Retype all of the entries word for word.

[Collection entries]
## Start
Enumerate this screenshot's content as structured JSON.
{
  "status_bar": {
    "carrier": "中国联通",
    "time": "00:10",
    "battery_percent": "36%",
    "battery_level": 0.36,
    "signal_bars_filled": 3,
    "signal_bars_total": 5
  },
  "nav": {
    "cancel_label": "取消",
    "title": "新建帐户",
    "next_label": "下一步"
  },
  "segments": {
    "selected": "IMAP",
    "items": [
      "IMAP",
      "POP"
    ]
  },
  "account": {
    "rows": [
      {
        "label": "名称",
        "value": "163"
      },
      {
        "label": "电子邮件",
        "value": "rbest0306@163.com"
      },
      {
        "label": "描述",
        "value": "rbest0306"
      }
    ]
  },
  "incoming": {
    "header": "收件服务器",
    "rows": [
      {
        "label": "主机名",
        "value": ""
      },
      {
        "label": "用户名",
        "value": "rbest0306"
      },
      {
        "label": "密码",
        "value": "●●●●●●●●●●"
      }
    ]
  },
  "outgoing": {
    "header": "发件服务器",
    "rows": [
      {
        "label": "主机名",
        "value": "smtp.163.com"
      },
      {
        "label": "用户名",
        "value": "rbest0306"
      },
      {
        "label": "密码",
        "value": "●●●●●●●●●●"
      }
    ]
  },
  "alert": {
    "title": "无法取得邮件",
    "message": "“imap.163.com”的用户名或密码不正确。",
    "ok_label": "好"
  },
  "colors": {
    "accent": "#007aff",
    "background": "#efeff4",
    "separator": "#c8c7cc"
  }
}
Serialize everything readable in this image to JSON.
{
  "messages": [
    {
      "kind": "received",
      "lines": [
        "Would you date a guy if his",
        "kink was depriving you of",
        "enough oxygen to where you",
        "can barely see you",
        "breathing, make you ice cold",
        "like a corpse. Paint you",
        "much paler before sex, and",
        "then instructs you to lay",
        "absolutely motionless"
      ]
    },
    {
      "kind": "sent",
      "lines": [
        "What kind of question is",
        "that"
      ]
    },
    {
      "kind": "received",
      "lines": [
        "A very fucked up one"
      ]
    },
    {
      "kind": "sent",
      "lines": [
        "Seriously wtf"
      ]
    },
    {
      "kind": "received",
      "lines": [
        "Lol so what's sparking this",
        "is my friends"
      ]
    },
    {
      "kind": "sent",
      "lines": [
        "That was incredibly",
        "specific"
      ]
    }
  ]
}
## End
### Task output
Enumerate this screenshot's content as structured JSON.
{
  "status_bar": {
    "carrier": "中国联通",
    "time": "00:10",
    "battery_percent": "36%",
    "battery_level": 0.36,
    "signal_bars_filled": 3,
    "signal_bars_total": 5
  },
  "nav": {
    "cancel_label": "取消",
    "title": "新建帐户",
    "next_label": "下一步"
  },
  "segments": {
    "selected": "IMAP",
    "items": [
      "IMAP",
      "POP"
    ]
  },
  "account": {
    "rows": [
      {
        "label": "名称",
        "value": "163"
      },
      {
        "label": "电子邮件",
        "value": "rbest0306@163.com"
      },
      {
        "label": "描述",
        "value": "rbest0306"
      }
    ]
  },
  "incoming": {
    "header": "收件服务器",
    "rows": [
      {
        "label": "主机名",
        "value": ""
      },
      {
        "label": "用户名",
        "value": "rbest0306"
      },
      {
        "label": "密码",
        "value": "●●●●●●●●●●"
      }
    ]
  },
  "outgoing": {
    "header": "发件服务器",
    "rows": [
      {
        "label": "主机名",
        "value": "smtp.163.com"
      },
      {
        "label": "用户名",
        "value": "rbest0306"
      },
      {
        "label": "密码",
        "value": "●●●●●●●●●●"
      }
    ]
  },
  "alert": {
    "title": "无法取得邮件",
    "message": "“imap.163.com”的用户名或密码不正确。",
    "ok_label": "好"
  },
  "colors": {
    "accent": "#007aff",
    "background": "#efeff4",
    "separator": "#c8c7cc"
  }
}
Serialize everything readable in this image to JSON.
{
  "messages": [
    {
      "kind": "received",
      "lines": [
        "Would you date a guy if his",
        "kink was depriving you of",
        "enough oxygen to where you",
        "can barely see you",
        "breathing, make you ice cold",
        "like a corpse. Paint you",
        "much paler before sex, and",
        "then instructs you to lay",
        "absolutely motionless"
      ]
    },
    {
      "kind": "sent",
      "lines": [
        "What kind of question is",
        "that"
      ]
    },
    {
      "kind": "received",
      "lines": [
        "A very fucked up one"
      ]
    },
    {
      "kind": "sent",
      "lines": [
        "Seriously wtf"
      ]
    },
    {
      "kind": "received",
      "lines": [
        "Lol so what's sparking this",
        "is my friends"
      ]
    },
    {
      "kind": "sent",
      "lines": [
        "That was incredibly",
        "specific"
      ]
    }
  ]
}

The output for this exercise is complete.